[Stored records]
####################

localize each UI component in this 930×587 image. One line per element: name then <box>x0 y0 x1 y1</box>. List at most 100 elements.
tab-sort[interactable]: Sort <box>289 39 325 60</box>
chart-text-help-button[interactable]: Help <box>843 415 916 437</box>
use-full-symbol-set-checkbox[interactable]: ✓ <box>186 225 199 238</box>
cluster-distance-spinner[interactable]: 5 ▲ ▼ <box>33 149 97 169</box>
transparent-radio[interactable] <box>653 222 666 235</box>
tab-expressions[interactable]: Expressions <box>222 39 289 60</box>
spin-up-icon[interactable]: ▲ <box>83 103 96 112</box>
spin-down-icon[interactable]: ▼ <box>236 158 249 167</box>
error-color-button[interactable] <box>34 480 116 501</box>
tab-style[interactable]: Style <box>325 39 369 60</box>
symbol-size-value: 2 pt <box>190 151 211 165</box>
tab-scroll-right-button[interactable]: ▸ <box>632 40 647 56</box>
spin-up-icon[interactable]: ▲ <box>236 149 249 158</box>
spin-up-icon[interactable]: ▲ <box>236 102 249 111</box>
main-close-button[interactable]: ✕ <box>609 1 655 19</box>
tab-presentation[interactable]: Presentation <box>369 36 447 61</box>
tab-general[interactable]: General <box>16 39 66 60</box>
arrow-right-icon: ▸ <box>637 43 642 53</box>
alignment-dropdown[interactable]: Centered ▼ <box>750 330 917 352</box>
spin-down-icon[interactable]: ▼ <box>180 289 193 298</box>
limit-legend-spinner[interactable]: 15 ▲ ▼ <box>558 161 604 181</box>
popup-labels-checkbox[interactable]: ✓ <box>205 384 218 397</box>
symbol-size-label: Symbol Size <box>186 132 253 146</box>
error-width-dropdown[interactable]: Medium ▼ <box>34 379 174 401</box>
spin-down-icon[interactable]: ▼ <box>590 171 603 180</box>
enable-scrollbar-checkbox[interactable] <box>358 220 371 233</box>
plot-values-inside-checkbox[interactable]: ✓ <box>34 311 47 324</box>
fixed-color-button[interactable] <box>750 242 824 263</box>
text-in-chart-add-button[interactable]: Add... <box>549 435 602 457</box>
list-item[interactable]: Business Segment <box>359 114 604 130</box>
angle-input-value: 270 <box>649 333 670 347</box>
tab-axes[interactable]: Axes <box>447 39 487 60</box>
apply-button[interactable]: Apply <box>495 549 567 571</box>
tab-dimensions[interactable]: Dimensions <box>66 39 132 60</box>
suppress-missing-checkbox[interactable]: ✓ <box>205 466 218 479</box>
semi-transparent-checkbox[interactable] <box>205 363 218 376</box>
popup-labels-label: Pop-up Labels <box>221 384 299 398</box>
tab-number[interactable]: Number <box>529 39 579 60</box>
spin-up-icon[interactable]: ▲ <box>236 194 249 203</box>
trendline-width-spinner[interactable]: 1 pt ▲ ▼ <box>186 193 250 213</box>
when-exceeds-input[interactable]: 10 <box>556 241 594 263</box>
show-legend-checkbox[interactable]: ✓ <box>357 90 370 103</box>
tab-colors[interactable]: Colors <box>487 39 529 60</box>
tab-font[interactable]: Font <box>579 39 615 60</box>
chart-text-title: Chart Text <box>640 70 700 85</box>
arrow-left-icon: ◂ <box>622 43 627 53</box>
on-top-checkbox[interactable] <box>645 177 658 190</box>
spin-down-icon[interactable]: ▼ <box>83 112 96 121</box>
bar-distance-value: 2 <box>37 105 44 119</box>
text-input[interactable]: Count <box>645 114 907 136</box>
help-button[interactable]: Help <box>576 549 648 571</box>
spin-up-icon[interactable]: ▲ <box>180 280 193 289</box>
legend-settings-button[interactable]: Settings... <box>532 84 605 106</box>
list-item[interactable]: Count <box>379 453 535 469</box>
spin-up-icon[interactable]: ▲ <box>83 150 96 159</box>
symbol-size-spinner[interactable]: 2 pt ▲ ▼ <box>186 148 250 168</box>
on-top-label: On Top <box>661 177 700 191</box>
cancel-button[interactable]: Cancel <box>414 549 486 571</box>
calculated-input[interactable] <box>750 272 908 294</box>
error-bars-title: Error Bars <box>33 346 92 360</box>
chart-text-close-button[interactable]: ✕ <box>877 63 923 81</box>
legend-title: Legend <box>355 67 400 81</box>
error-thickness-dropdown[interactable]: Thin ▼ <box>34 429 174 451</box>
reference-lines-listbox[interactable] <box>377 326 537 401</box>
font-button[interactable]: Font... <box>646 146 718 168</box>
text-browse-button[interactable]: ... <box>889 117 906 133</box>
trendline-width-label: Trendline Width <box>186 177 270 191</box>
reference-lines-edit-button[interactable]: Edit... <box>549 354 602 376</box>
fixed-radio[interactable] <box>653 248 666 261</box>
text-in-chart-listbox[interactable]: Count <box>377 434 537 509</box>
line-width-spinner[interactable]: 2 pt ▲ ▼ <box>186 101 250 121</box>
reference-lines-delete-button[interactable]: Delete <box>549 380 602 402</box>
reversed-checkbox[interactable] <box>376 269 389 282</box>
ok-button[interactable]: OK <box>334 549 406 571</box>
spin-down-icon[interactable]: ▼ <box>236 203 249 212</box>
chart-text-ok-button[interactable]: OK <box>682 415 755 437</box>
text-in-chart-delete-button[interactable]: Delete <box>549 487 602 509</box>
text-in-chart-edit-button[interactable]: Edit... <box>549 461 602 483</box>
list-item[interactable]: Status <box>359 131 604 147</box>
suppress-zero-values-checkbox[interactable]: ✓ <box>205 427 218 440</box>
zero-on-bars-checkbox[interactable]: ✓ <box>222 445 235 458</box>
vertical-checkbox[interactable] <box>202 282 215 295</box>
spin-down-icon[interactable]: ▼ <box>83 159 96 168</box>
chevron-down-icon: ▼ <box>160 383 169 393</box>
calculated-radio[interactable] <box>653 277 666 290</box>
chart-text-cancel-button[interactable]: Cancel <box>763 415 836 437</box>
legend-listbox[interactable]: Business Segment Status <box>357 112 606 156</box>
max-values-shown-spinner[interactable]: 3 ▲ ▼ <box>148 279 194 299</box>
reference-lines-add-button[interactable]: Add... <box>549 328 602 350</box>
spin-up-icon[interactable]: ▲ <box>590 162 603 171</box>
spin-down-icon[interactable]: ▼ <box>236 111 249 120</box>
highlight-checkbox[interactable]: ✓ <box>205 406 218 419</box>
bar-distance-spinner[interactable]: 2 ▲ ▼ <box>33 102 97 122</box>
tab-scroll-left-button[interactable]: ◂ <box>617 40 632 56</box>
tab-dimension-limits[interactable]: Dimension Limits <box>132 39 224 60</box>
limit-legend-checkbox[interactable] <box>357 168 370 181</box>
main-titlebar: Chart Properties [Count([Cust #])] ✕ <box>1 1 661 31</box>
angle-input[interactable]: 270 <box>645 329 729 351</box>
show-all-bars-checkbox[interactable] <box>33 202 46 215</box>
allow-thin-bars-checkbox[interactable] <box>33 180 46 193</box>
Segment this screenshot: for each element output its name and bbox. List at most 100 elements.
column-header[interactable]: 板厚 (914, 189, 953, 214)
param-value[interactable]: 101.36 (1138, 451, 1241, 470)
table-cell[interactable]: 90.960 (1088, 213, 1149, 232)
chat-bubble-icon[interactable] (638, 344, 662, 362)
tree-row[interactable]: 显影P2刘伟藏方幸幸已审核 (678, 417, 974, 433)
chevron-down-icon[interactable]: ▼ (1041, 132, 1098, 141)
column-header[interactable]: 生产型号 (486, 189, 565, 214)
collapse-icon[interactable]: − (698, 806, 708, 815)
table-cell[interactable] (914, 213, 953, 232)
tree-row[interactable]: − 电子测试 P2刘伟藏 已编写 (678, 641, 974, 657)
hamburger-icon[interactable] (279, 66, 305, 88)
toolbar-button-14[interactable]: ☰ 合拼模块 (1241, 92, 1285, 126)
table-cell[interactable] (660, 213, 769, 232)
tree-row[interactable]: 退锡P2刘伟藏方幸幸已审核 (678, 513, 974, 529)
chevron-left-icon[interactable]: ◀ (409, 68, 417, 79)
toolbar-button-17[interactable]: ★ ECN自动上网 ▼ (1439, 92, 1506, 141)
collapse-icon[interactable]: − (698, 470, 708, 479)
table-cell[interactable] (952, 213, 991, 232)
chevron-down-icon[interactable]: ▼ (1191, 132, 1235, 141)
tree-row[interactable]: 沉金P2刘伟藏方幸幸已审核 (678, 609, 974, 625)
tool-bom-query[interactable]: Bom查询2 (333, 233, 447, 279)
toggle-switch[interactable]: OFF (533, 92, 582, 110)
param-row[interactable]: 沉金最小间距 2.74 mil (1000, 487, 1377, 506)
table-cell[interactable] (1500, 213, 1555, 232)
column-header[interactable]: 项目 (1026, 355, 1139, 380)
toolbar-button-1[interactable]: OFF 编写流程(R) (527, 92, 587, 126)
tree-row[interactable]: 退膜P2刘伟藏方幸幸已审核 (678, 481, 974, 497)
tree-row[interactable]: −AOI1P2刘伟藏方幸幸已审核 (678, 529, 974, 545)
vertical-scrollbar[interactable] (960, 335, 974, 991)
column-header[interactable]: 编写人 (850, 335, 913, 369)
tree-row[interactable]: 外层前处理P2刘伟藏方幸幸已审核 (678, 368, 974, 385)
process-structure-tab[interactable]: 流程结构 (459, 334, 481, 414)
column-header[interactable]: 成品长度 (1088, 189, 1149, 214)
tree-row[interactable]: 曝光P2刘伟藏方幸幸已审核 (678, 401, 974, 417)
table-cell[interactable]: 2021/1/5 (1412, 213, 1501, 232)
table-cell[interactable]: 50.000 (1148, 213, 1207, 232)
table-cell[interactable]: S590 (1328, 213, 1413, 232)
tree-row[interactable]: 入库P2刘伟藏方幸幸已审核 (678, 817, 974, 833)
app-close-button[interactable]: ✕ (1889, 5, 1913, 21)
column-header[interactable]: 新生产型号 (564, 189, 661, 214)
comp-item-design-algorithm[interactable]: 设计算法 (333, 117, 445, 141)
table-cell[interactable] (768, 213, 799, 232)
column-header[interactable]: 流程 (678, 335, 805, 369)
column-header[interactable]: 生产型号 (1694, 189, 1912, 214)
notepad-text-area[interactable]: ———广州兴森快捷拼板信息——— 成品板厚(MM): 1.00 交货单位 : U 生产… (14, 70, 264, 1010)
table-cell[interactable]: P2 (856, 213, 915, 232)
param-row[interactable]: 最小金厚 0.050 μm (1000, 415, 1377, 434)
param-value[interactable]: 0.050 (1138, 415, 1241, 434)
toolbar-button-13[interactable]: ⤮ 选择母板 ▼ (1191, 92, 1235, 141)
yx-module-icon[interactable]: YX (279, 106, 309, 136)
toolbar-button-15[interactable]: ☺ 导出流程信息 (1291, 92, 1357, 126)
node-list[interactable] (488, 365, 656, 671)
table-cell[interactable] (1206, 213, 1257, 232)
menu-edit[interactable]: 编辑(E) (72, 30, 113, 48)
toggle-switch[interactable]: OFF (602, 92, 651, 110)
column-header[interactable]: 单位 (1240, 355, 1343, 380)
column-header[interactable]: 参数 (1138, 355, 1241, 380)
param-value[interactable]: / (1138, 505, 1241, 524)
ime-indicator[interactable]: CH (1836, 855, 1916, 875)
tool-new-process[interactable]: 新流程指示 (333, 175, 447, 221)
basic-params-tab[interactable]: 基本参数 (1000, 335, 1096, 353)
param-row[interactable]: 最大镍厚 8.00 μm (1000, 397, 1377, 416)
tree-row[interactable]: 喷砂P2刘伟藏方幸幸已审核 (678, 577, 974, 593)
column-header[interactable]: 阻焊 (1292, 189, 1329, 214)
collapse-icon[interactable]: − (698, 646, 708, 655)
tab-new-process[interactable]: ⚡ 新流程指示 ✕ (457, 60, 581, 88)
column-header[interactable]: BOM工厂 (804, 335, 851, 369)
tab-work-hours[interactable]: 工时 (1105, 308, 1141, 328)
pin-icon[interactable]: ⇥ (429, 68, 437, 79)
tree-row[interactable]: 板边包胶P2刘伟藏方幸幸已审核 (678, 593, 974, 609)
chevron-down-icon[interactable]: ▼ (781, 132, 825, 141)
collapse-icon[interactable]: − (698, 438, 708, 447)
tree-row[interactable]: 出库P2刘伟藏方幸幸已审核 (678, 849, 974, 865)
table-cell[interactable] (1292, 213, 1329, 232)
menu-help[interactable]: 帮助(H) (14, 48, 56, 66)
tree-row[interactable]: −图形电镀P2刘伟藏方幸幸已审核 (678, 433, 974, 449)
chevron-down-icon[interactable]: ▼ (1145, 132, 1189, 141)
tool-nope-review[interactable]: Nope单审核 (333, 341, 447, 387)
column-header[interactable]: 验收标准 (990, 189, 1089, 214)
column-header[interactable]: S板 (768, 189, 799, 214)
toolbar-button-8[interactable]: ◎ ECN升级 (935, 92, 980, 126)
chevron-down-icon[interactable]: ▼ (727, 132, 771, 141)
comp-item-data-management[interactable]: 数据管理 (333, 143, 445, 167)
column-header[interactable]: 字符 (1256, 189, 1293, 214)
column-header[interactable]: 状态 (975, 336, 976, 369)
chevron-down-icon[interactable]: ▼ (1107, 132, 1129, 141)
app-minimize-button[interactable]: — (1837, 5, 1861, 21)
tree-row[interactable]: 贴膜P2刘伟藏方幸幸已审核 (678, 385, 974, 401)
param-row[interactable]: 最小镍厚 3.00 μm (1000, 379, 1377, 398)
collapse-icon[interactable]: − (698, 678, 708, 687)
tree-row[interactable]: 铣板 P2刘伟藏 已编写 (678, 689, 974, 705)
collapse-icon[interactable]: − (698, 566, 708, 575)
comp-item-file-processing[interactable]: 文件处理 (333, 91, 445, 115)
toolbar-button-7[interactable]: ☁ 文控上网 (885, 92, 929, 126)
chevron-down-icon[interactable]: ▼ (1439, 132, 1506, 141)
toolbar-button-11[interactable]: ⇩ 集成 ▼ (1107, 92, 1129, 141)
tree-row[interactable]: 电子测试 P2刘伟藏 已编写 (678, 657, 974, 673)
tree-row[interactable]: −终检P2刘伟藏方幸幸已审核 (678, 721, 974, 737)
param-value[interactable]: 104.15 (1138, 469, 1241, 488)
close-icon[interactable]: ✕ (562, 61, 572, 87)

####################

**Problem to work on:** Take the records above from their first line through the line that contains "enable-scrollbar-checkbox[interactable] <box>358 220", and format those lines as a numbered list with any blank lines omitted.

**Response:**
1. localize each UI component in this 930×587 image. One line per element: name then <box>x0 y0 x1 y1</box>. List at most 100 elements.
2. tab-sort[interactable]: Sort <box>289 39 325 60</box>
3. chart-text-help-button[interactable]: Help <box>843 415 916 437</box>
4. use-full-symbol-set-checkbox[interactable]: ✓ <box>186 225 199 238</box>
5. cluster-distance-spinner[interactable]: 5 ▲ ▼ <box>33 149 97 169</box>
6. transparent-radio[interactable] <box>653 222 666 235</box>
7. tab-expressions[interactable]: Expressions <box>222 39 289 60</box>
8. spin-up-icon[interactable]: ▲ <box>83 103 96 112</box>
9. spin-down-icon[interactable]: ▼ <box>236 158 249 167</box>
10. error-color-button[interactable] <box>34 480 116 501</box>
11. tab-style[interactable]: Style <box>325 39 369 60</box>
12. symbol-size-value: 2 pt <box>190 151 211 165</box>
13. tab-scroll-right-button[interactable]: ▸ <box>632 40 647 56</box>
14. spin-up-icon[interactable]: ▲ <box>236 149 249 158</box>
15. spin-up-icon[interactable]: ▲ <box>236 102 249 111</box>
16. main-close-button[interactable]: ✕ <box>609 1 655 19</box>
17. tab-presentation[interactable]: Presentation <box>369 36 447 61</box>
18. tab-general[interactable]: General <box>16 39 66 60</box>
19. arrow-right-icon: ▸ <box>637 43 642 53</box>
20. alignment-dropdown[interactable]: Centered ▼ <box>750 330 917 352</box>
21. spin-down-icon[interactable]: ▼ <box>180 289 193 298</box>
22. limit-legend-spinner[interactable]: 15 ▲ ▼ <box>558 161 604 181</box>
23. popup-labels-checkbox[interactable]: ✓ <box>205 384 218 397</box>
24. symbol-size-label: Symbol Size <box>186 132 253 146</box>
25. error-width-dropdown[interactable]: Medium ▼ <box>34 379 174 401</box>
26. spin-down-icon[interactable]: ▼ <box>590 171 603 180</box>
27. enable-scrollbar-checkbox[interactable] <box>358 220 371 233</box>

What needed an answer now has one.